▶ **Goal**:
Search the material for "Model" and show all lines that contain it.

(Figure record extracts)
•••••

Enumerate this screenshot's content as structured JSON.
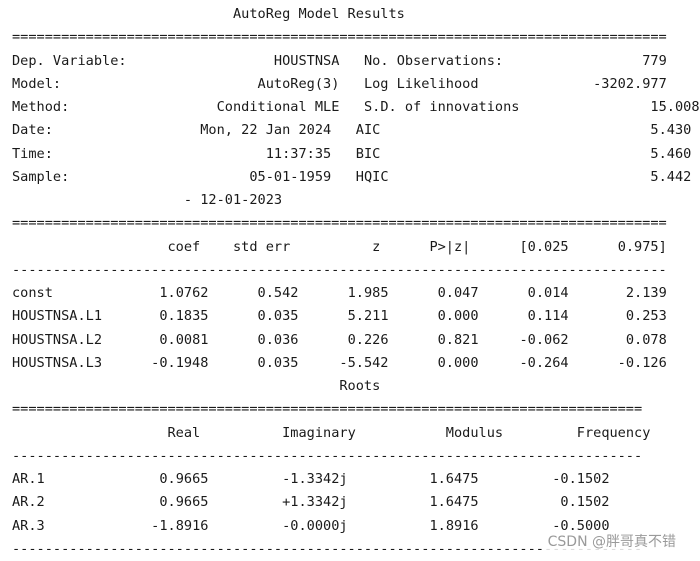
{
  "title": "AutoReg Model Results",
  "roots_title": "Roots",
  "rule_eq_wide": "================================================================================",
  "rule_dash_wide": "--------------------------------------------------------------------------------",
  "rule_eq_narrow": "=============================================================================",
  "rule_dash_narrow": "-----------------------------------------------------------------------------",
  "summary": [
    {
      "label": "Dep. Variable:",
      "value": "HOUSTNSA",
      "label2": "No. Observations:",
      "value2": "779"
    },
    {
      "label": "Model:",
      "value": "AutoReg(3)",
      "label2": "Log Likelihood",
      "value2": "-3202.977"
    },
    {
      "label": "Method:",
      "value": "Conditional MLE",
      "label2": "S.D. of innovations",
      "value2": "15.008"
    },
    {
      "label": "Date:",
      "value": "Mon, 22 Jan 2024",
      "label2": "AIC",
      "value2": "5.430"
    },
    {
      "label": "Time:",
      "value": "11:37:35",
      "label2": "BIC",
      "value2": "5.460"
    },
    {
      "label": "Sample:",
      "value": "05-01-1959",
      "label2": "HQIC",
      "value2": "5.442"
    },
    {
      "label": "",
      "value": "- 12-01-2023",
      "label2": "",
      "value2": ""
    }
  ],
  "coef_headers": [
    "coef",
    "std err",
    "z",
    "P>|z|",
    "[0.025",
    "0.975]"
  ],
  "coef_rows": [
    {
      "name": "const",
      "values": [
        "1.0762",
        "0.542",
        "1.985",
        "0.047",
        "0.014",
        "2.139"
      ]
    },
    {
      "name": "HOUSTNSA.L1",
      "values": [
        "0.1835",
        "0.035",
        "5.211",
        "0.000",
        "0.114",
        "0.253"
      ]
    },
    {
      "name": "HOUSTNSA.L2",
      "values": [
        "0.0081",
        "0.036",
        "0.226",
        "0.821",
        "-0.062",
        "0.078"
      ]
    },
    {
      "name": "HOUSTNSA.L3",
      "values": [
        "-0.1948",
        "0.035",
        "-5.542",
        "0.000",
        "-0.264",
        "-0.126"
      ]
    }
  ],
  "roots_headers": [
    "Real",
    "Imaginary",
    "Modulus",
    "Frequency"
  ],
  "roots_rows": [
    {
      "name": "AR.1",
      "values": [
        "0.9665",
        "-1.3342j",
        "1.6475",
        "-0.1502"
      ]
    },
    {
      "name": "AR.2",
      "values": [
        "0.9665",
        "+1.3342j",
        "1.6475",
        "0.1502"
      ]
    },
    {
      "name": "AR.3",
      "values": [
        "-1.8916",
        "-0.0000j",
        "1.8916",
        "-0.5000"
      ]
    }
  ],
  "watermark": "CSDN @胖哥真不错"
}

•••••

▶ **Result of the exercise**:
  "title": "AutoReg Model Results",
      "label": "Model:",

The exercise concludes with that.